Actualités juridiques et fiscales

La réorganisation internationale

Organiser son groupe à l’international ?

Un chef d’entreprise peut être tenté d’organiser son Groupe à l’international pour développer les activités internationales et le faire depuis l’étranger, la France n’ayant vocation qu’à exercer et développer ses activités au seul plan interne.

Plusieurs raisons stratégiques peuvent justifier une telle démarche.

En pratique, le dirigeant, tout en restant résident fiscal français, pourra transférer le siège de sa Holding à l’étranger ou apporter les titres des sociétés préexistantes à une Holding étrangère.

Au plan fiscal, ces opérations seront très supportables :

Si un transfert de siège de la Holding française est envisagé

L’Exit Tax français des personnes morales sera applicable et les plus-values latentes seront imposées avec un étalement sur 5 ans. En pratique, « l’amendement Copé » sera applicable si les participations de la Holding sont détenues depuis plus de 2 ans. Ainsi, la fiscalité sera de 4% étalable sur 5 ans. Anecdotique.

Si un apport des titres est privilégié

Le report des plus-values sera acquis de droit pour l’associé sous réserve d’indication des plus-values en report chaque année dans sa déclaration de revenus. Une attention particulière sera portée sur:
– le nombre de sociétés intercalées entre la société opérationnelle française et la Holding tête de groupe (limité à 2) ;
– au nombre d’opérations d’apports successives avec cumul des sursis/reports et reports/reports qui sont limités depuis une instruction de juillet 2015 à 2 opérations ;
– à la problématique des soultes de moins de 10% qui pourront être perçues sans fiscalité ni charges sociales lors de cet apport sous réserve de l’abus de droit qui pourrait être invoqué par l’administration fiscale française depuis le 3 juillet 2015 si l’ensemble des apporteurs bénéficie de ladite soulte.
+ + + + + + +
Recopiez mot pour mot, dans le texte ci-dessus sur la réorganisation internationale, tout le passage qui va de « Actualités juridiques et » jusqu'à « seul plan interne. ».
+ + + + + + +
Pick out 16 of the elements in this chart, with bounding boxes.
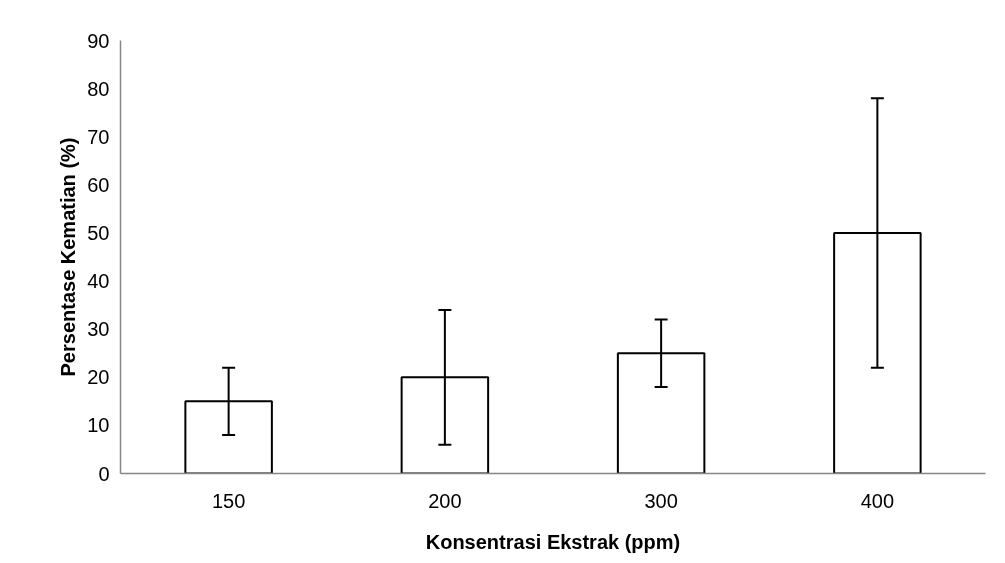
x-tick-label: 300 bbox=[644, 489, 678, 512]
y-axis-title: Persentase Kematian (%) bbox=[57, 137, 80, 377]
y-tick-label: 10 bbox=[87, 414, 110, 437]
y-tick-label: 30 bbox=[87, 318, 110, 341]
x-tick-label: 150 bbox=[211, 489, 246, 512]
y-tick-label: 20 bbox=[87, 366, 110, 389]
y-tick-label: 50 bbox=[87, 221, 110, 244]
x-tick-label: 200 bbox=[428, 489, 462, 512]
x-tick-label: 400 bbox=[860, 489, 895, 512]
y-tick-label: 90 bbox=[87, 29, 110, 52]
y-tick-label: 40 bbox=[87, 270, 110, 293]
x-axis-title: Konsentrasi Ekstrak (ppm) bbox=[425, 530, 681, 553]
y-tick-label: 80 bbox=[87, 77, 110, 100]
y-tick-label: 0 bbox=[98, 462, 110, 485]
y-tick-label: 70 bbox=[87, 125, 110, 148]
y-tick-label: 60 bbox=[87, 173, 110, 196]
+ + + + + + +
RÉPONSE FOURNIE
Actualités juridiques et fiscales

La réorganisation internationale

Organiser son groupe à l’international ?

Un chef d’entreprise peut être tenté d’organiser son Groupe à l’international pour développer les activités internationales et le faire depuis l’étranger, la France n’ayant vocation qu’à exercer et développer ses activités au seul plan interne.